**What is expected**
Locate every line in the records below that holds the word "content" and return each one.

**Listed records**
"""
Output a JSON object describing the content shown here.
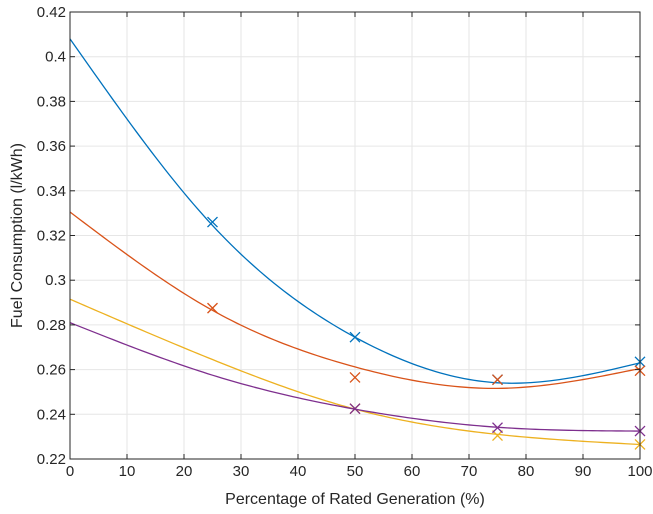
{
  "chart_data": {
    "type": "line",
    "title": "",
    "xlabel": "Percentage of Rated Generation (%)",
    "ylabel": "Fuel Consumption (l/kWh)",
    "xlim": [
      0,
      100
    ],
    "ylim": [
      0.22,
      0.42
    ],
    "xticks": [
      0,
      10,
      20,
      30,
      40,
      50,
      60,
      70,
      80,
      90,
      100
    ],
    "yticks": [
      0.22,
      0.24,
      0.26,
      0.28,
      0.3,
      0.32,
      0.34,
      0.36,
      0.38,
      0.4,
      0.42
    ],
    "ytick_labels": [
      "0.22",
      "0.24",
      "0.26",
      "0.28",
      "0.3",
      "0.32",
      "0.34",
      "0.36",
      "0.38",
      "0.4",
      "0.42"
    ],
    "grid": true,
    "legend": "none",
    "marker": "x",
    "series": [
      {
        "color": "#0072BD",
        "points": {
          "x": [
            25,
            50,
            75,
            100
          ],
          "y": [
            0.326,
            0.2745,
            0.2555,
            0.2635
          ]
        },
        "fit": {
          "x": [
            0,
            25,
            50,
            75,
            100
          ],
          "y": [
            0.408,
            0.3245,
            0.2745,
            0.2541,
            0.263
          ]
        }
      },
      {
        "color": "#D95319",
        "points": {
          "x": [
            25,
            50,
            75,
            100
          ],
          "y": [
            0.2875,
            0.2565,
            0.2555,
            0.2595
          ]
        },
        "fit": {
          "x": [
            0,
            25,
            50,
            75,
            100
          ],
          "y": [
            0.3305,
            0.2865,
            0.2612,
            0.2516,
            0.2605
          ]
        }
      },
      {
        "color": "#EDB120",
        "points": {
          "x": [
            50,
            75,
            100
          ],
          "y": [
            0.2425,
            0.2305,
            0.2265
          ]
        },
        "fit": {
          "x": [
            0,
            25,
            50,
            75,
            100
          ],
          "y": [
            0.2915,
            0.2645,
            0.2423,
            0.231,
            0.2265
          ]
        }
      },
      {
        "color": "#7E2F8E",
        "points": {
          "x": [
            50,
            75,
            100
          ],
          "y": [
            0.2425,
            0.234,
            0.2325
          ]
        },
        "fit": {
          "x": [
            0,
            25,
            50,
            75,
            100
          ],
          "y": [
            0.281,
            0.2575,
            0.2423,
            0.2342,
            0.2325
          ]
        }
      }
    ]
  }
}
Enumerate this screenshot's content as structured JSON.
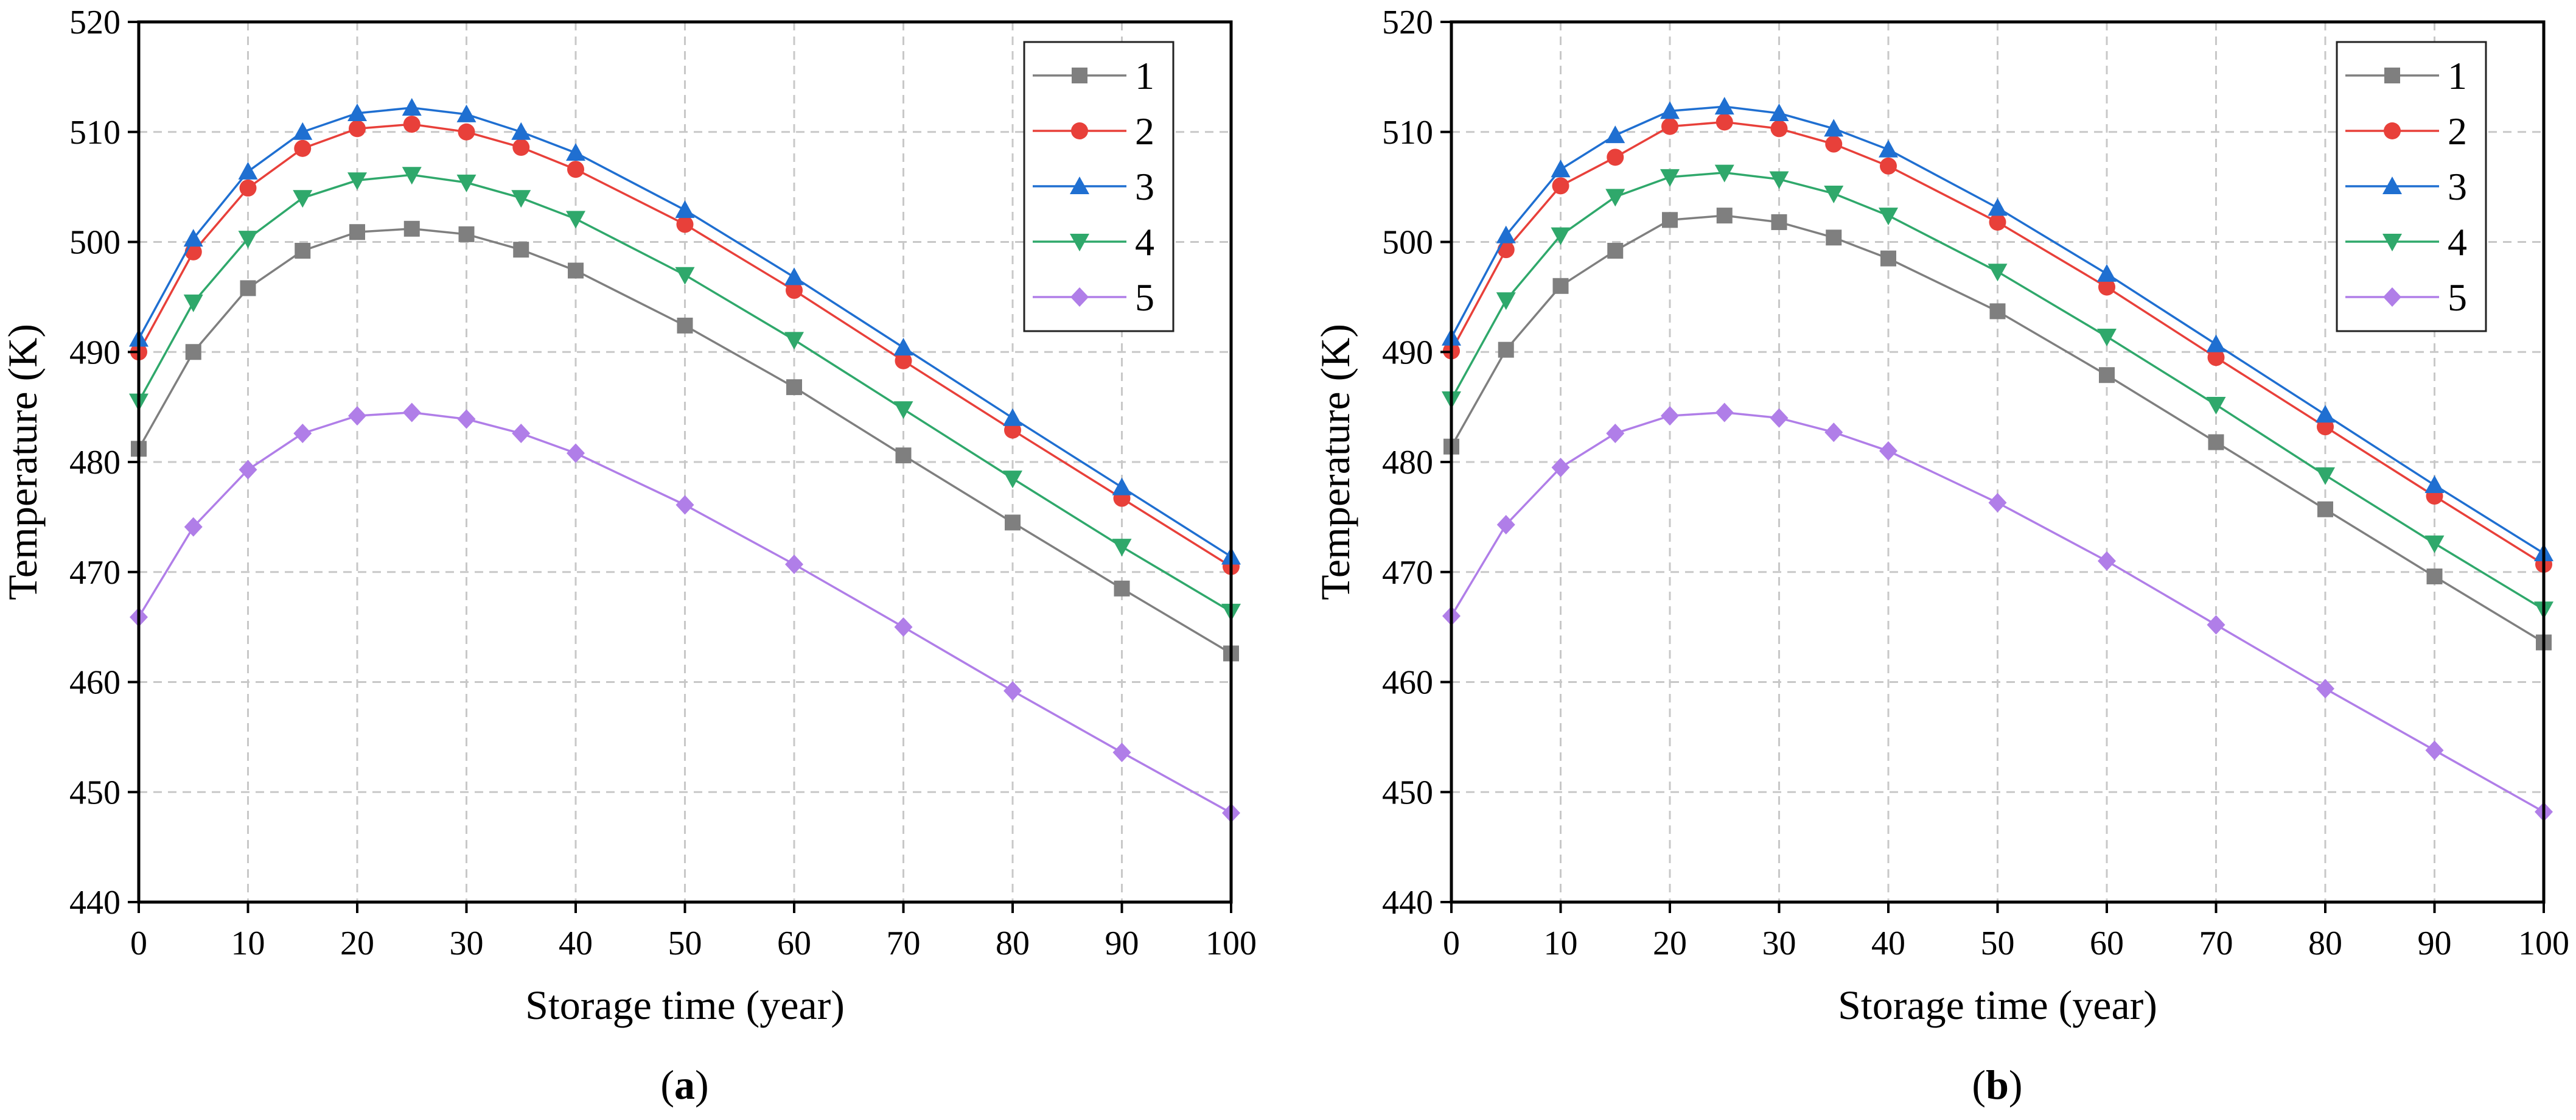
{
  "chart_data": [
    {
      "type": "line",
      "panel_label": "a",
      "xlabel": "Storage time (year)",
      "ylabel": "Temperature (K)",
      "xlim": [
        0,
        100
      ],
      "ylim": [
        440,
        520
      ],
      "xticks": [
        0,
        10,
        20,
        30,
        40,
        50,
        60,
        70,
        80,
        90,
        100
      ],
      "yticks": [
        440,
        450,
        460,
        470,
        480,
        490,
        500,
        510,
        520
      ],
      "grid": true,
      "legend_position": "top-right",
      "x": [
        0,
        5,
        10,
        15,
        20,
        25,
        30,
        35,
        40,
        50,
        60,
        70,
        80,
        90,
        100
      ],
      "series": [
        {
          "name": "1",
          "color": "#7f7f7f",
          "marker": "square",
          "values": [
            481.2,
            490.0,
            495.8,
            499.2,
            500.9,
            501.2,
            500.7,
            499.3,
            497.4,
            492.4,
            486.8,
            480.6,
            474.5,
            468.5,
            462.6
          ]
        },
        {
          "name": "2",
          "color": "#e8403a",
          "marker": "circle",
          "values": [
            490.0,
            499.1,
            504.9,
            508.5,
            510.3,
            510.7,
            510.0,
            508.6,
            506.6,
            501.6,
            495.6,
            489.2,
            482.9,
            476.7,
            470.5
          ]
        },
        {
          "name": "3",
          "color": "#1f6fd1",
          "marker": "triangle-up",
          "values": [
            491.2,
            500.3,
            506.4,
            510.0,
            511.7,
            512.2,
            511.6,
            510.0,
            508.1,
            502.9,
            496.8,
            490.4,
            484.0,
            477.7,
            471.4
          ]
        },
        {
          "name": "4",
          "color": "#2fa86b",
          "marker": "triangle-down",
          "values": [
            485.5,
            494.5,
            500.3,
            504.0,
            505.6,
            506.1,
            505.4,
            504.0,
            502.1,
            497.0,
            491.1,
            484.8,
            478.5,
            472.3,
            466.4
          ]
        },
        {
          "name": "5",
          "color": "#b07ee8",
          "marker": "diamond",
          "values": [
            465.9,
            474.1,
            479.3,
            482.6,
            484.2,
            484.5,
            483.9,
            482.6,
            480.8,
            476.1,
            470.7,
            465.0,
            459.2,
            453.6,
            448.1
          ]
        }
      ]
    },
    {
      "type": "line",
      "panel_label": "b",
      "xlabel": "Storage time (year)",
      "ylabel": "Temperature (K)",
      "xlim": [
        0,
        100
      ],
      "ylim": [
        440,
        520
      ],
      "xticks": [
        0,
        10,
        20,
        30,
        40,
        50,
        60,
        70,
        80,
        90,
        100
      ],
      "yticks": [
        440,
        450,
        460,
        470,
        480,
        490,
        500,
        510,
        520
      ],
      "grid": true,
      "legend_position": "top-right",
      "x": [
        0,
        5,
        10,
        15,
        20,
        25,
        30,
        35,
        40,
        50,
        60,
        70,
        80,
        90,
        100
      ],
      "series": [
        {
          "name": "1",
          "color": "#7f7f7f",
          "marker": "square",
          "values": [
            481.4,
            490.2,
            496.0,
            499.2,
            502.0,
            502.4,
            501.8,
            500.4,
            498.5,
            493.7,
            487.9,
            481.8,
            475.7,
            469.6,
            463.6
          ]
        },
        {
          "name": "2",
          "color": "#e8403a",
          "marker": "circle",
          "values": [
            490.1,
            499.3,
            505.1,
            507.7,
            510.5,
            510.9,
            510.3,
            508.9,
            506.9,
            501.8,
            495.9,
            489.5,
            483.2,
            476.9,
            470.7
          ]
        },
        {
          "name": "3",
          "color": "#1f6fd1",
          "marker": "triangle-up",
          "values": [
            491.3,
            500.6,
            506.6,
            509.7,
            511.9,
            512.3,
            511.7,
            510.3,
            508.4,
            503.1,
            497.1,
            490.7,
            484.3,
            477.9,
            471.7
          ]
        },
        {
          "name": "4",
          "color": "#2fa86b",
          "marker": "triangle-down",
          "values": [
            485.7,
            494.7,
            500.6,
            504.1,
            505.9,
            506.3,
            505.7,
            504.4,
            502.4,
            497.3,
            491.4,
            485.2,
            478.8,
            472.6,
            466.6
          ]
        },
        {
          "name": "5",
          "color": "#b07ee8",
          "marker": "diamond",
          "values": [
            466.0,
            474.3,
            479.5,
            482.6,
            484.2,
            484.5,
            484.0,
            482.7,
            481.0,
            476.3,
            471.0,
            465.2,
            459.4,
            453.8,
            448.2
          ]
        }
      ]
    }
  ]
}
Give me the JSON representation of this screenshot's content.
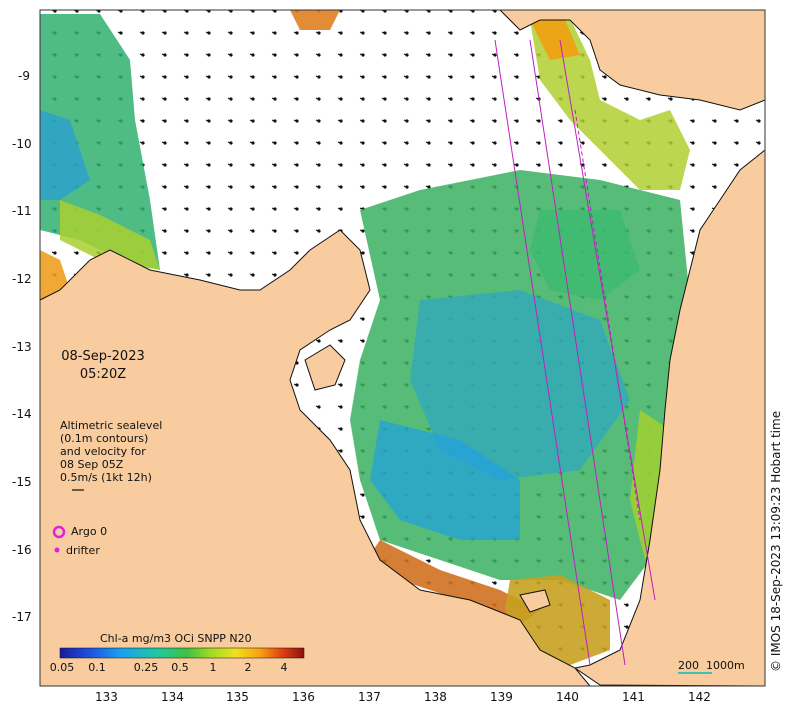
{
  "map": {
    "date_line1": "08-Sep-2023",
    "date_line2": "05:20Z",
    "altimetry_note": [
      "Altimetric sealevel",
      "(0.1m contours)",
      "and velocity for",
      "08 Sep 05Z",
      "0.5m/s (1kt 12h)"
    ],
    "legend": {
      "argo": "Argo 0",
      "drifter": "drifter"
    },
    "credit": "© IMOS 18-Sep-2023 13:09:23 Hobart time",
    "scale_label": "200  1000m",
    "colorbar": {
      "title": "Chl-a mg/m3 OCi SNPP N20",
      "ticks": [
        "0.05",
        "0.1",
        "0.25",
        "0.5",
        "1",
        "2",
        "4"
      ]
    },
    "lon_labels": [
      "133",
      "134",
      "135",
      "136",
      "137",
      "138",
      "139",
      "140",
      "141",
      "142"
    ],
    "lat_labels": [
      "-9",
      "-10",
      "-11",
      "-12",
      "-13",
      "-14",
      "-15",
      "-16",
      "-17"
    ],
    "colors": {
      "land": "#f8cc9e",
      "ocean": "#ffffff",
      "argo": "#e020e0",
      "track": "#c020c0",
      "scale": "#40c0b0"
    }
  }
}
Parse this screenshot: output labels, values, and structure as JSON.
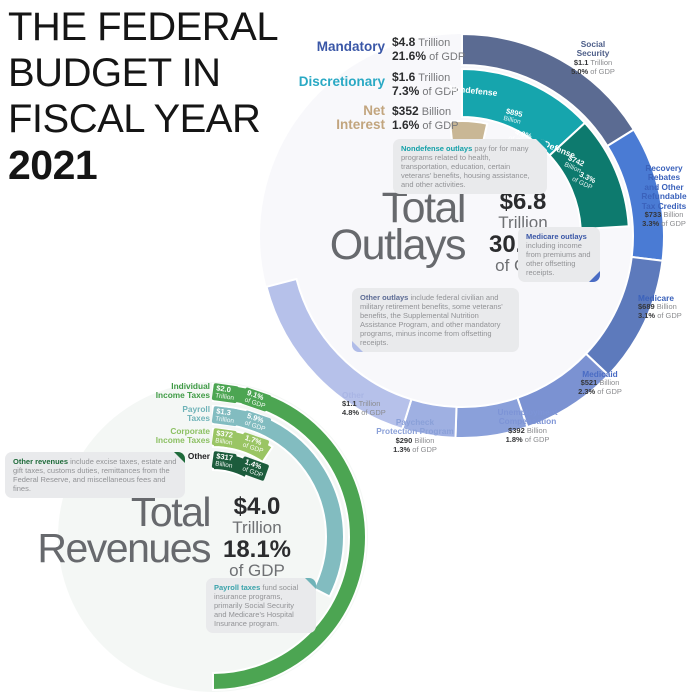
"""
**Solution to this exercise**
Output a JSON object describing the content shown here.
Enumerate this screenshot's content as structured JSON.
Give me the JSON representation of this screenshot's content.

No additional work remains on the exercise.